What follows is a set of records; restate each one word for word and drop the pictures.

Collection entries
- - -

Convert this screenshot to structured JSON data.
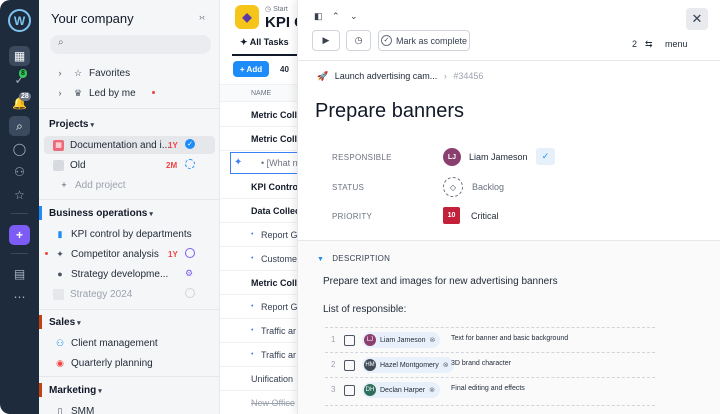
{
  "sidebar": {
    "company": "Your company",
    "favorites": "Favorites",
    "led_by_me": "Led by me",
    "projects_header": "Projects",
    "projects": [
      {
        "label": "Documentation and i...",
        "tag": "1Y",
        "tag_color": "#ef4444"
      },
      {
        "label": "Old",
        "tag": "2M",
        "tag_color": "#ef4444"
      },
      {
        "label": "Add project"
      }
    ],
    "business_header": "Business operations",
    "business": [
      {
        "label": "KPI control by departments"
      },
      {
        "label": "Competitor analysis",
        "tag": "1Y",
        "tag_color": "#ef4444"
      },
      {
        "label": "Strategy developme..."
      },
      {
        "label": "Strategy 2024"
      }
    ],
    "sales_header": "Sales",
    "sales": [
      {
        "label": "Client management"
      },
      {
        "label": "Quarterly planning"
      }
    ],
    "marketing_header": "Marketing",
    "marketing": [
      {
        "label": "SMM"
      }
    ]
  },
  "rail": {
    "badge_inbox": "8",
    "badge_notifications": "28"
  },
  "middle": {
    "start_label": "Start",
    "title": "KPI C",
    "tab_all": "All Tasks",
    "add_label": "Add",
    "count": "40",
    "col_name": "NAME",
    "new_task_placeholder": "[What ne",
    "rows": [
      {
        "text": "Metric Colle",
        "bold": true
      },
      {
        "text": "Metric Colle",
        "bold": true
      },
      {
        "text": "KPI Control",
        "bold": true
      },
      {
        "text": "Data Collec",
        "bold": true
      },
      {
        "text": "Report G",
        "bold": false
      },
      {
        "text": "Custome",
        "bold": false
      },
      {
        "text": "Metric Colle",
        "bold": true
      },
      {
        "text": "Report G",
        "bold": false
      },
      {
        "text": "Traffic ar",
        "bold": false
      },
      {
        "text": "Traffic ar",
        "bold": false
      },
      {
        "text": "Unification",
        "bold": false
      },
      {
        "text": "New Office",
        "bold": false,
        "strike": true
      }
    ]
  },
  "panel": {
    "mark_complete": "Mark as complete",
    "subtask_count": "2",
    "menu_label": "menu",
    "parent_task": "Launch advertising cam...",
    "task_id": "#34456",
    "title": "Prepare banners",
    "fields": {
      "responsible_label": "RESPONSIBLE",
      "responsible_value": "Liam Jameson",
      "status_label": "STATUS",
      "status_value": "Backlog",
      "priority_label": "PRIORITY",
      "priority_number": "10",
      "priority_value": "Critical"
    },
    "description_header": "DESCRIPTION",
    "description_text": "Prepare text and images for new advertising banners",
    "list_header": "List of responsible:",
    "list": [
      {
        "num": "1",
        "person": "Liam Jameson",
        "task": "Text for banner and basic background",
        "avatar_color": "#8b3f6e"
      },
      {
        "num": "2",
        "person": "Hazel Montgomery",
        "task": "3D brand character",
        "avatar_color": "#3f4a5a"
      },
      {
        "num": "3",
        "person": "Declan Harper",
        "task": "Final editing and effects",
        "avatar_color": "#2f6f5e"
      }
    ]
  },
  "colors": {
    "accent": "#1d8cf8",
    "rail": "#1e2b3c",
    "priority": "#c3213a"
  }
}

- - -

Exercise solution
Convert this screenshot to structured JSON data.
{
  "sidebar": {
    "company": "Your company",
    "favorites": "Favorites",
    "led_by_me": "Led by me",
    "projects_header": "Projects",
    "projects": [
      {
        "label": "Documentation and i...",
        "tag": "1Y",
        "tag_color": "#ef4444"
      },
      {
        "label": "Old",
        "tag": "2M",
        "tag_color": "#ef4444"
      },
      {
        "label": "Add project"
      }
    ],
    "business_header": "Business operations",
    "business": [
      {
        "label": "KPI control by departments"
      },
      {
        "label": "Competitor analysis",
        "tag": "1Y",
        "tag_color": "#ef4444"
      },
      {
        "label": "Strategy developme..."
      },
      {
        "label": "Strategy 2024"
      }
    ],
    "sales_header": "Sales",
    "sales": [
      {
        "label": "Client management"
      },
      {
        "label": "Quarterly planning"
      }
    ],
    "marketing_header": "Marketing",
    "marketing": [
      {
        "label": "SMM"
      }
    ]
  },
  "rail": {
    "badge_inbox": "8",
    "badge_notifications": "28"
  },
  "middle": {
    "start_label": "Start",
    "title": "KPI C",
    "tab_all": "All Tasks",
    "add_label": "Add",
    "count": "40",
    "col_name": "NAME",
    "new_task_placeholder": "[What ne",
    "rows": [
      {
        "text": "Metric Colle",
        "bold": true
      },
      {
        "text": "Metric Colle",
        "bold": true
      },
      {
        "text": "KPI Control",
        "bold": true
      },
      {
        "text": "Data Collec",
        "bold": true
      },
      {
        "text": "Report G",
        "bold": false
      },
      {
        "text": "Custome",
        "bold": false
      },
      {
        "text": "Metric Colle",
        "bold": true
      },
      {
        "text": "Report G",
        "bold": false
      },
      {
        "text": "Traffic ar",
        "bold": false
      },
      {
        "text": "Traffic ar",
        "bold": false
      },
      {
        "text": "Unification",
        "bold": false
      },
      {
        "text": "New Office",
        "bold": false,
        "strike": true
      }
    ]
  },
  "panel": {
    "mark_complete": "Mark as complete",
    "subtask_count": "2",
    "menu_label": "menu",
    "parent_task": "Launch advertising cam...",
    "task_id": "#34456",
    "title": "Prepare banners",
    "fields": {
      "responsible_label": "RESPONSIBLE",
      "responsible_value": "Liam Jameson",
      "status_label": "STATUS",
      "status_value": "Backlog",
      "priority_label": "PRIORITY",
      "priority_number": "10",
      "priority_value": "Critical"
    },
    "description_header": "DESCRIPTION",
    "description_text": "Prepare text and images for new advertising banners",
    "list_header": "List of responsible:",
    "list": [
      {
        "num": "1",
        "person": "Liam Jameson",
        "task": "Text for banner and basic background",
        "avatar_color": "#8b3f6e"
      },
      {
        "num": "2",
        "person": "Hazel Montgomery",
        "task": "3D brand character",
        "avatar_color": "#3f4a5a"
      },
      {
        "num": "3",
        "person": "Declan Harper",
        "task": "Final editing and effects",
        "avatar_color": "#2f6f5e"
      }
    ]
  },
  "colors": {
    "accent": "#1d8cf8",
    "rail": "#1e2b3c",
    "priority": "#c3213a"
  }
}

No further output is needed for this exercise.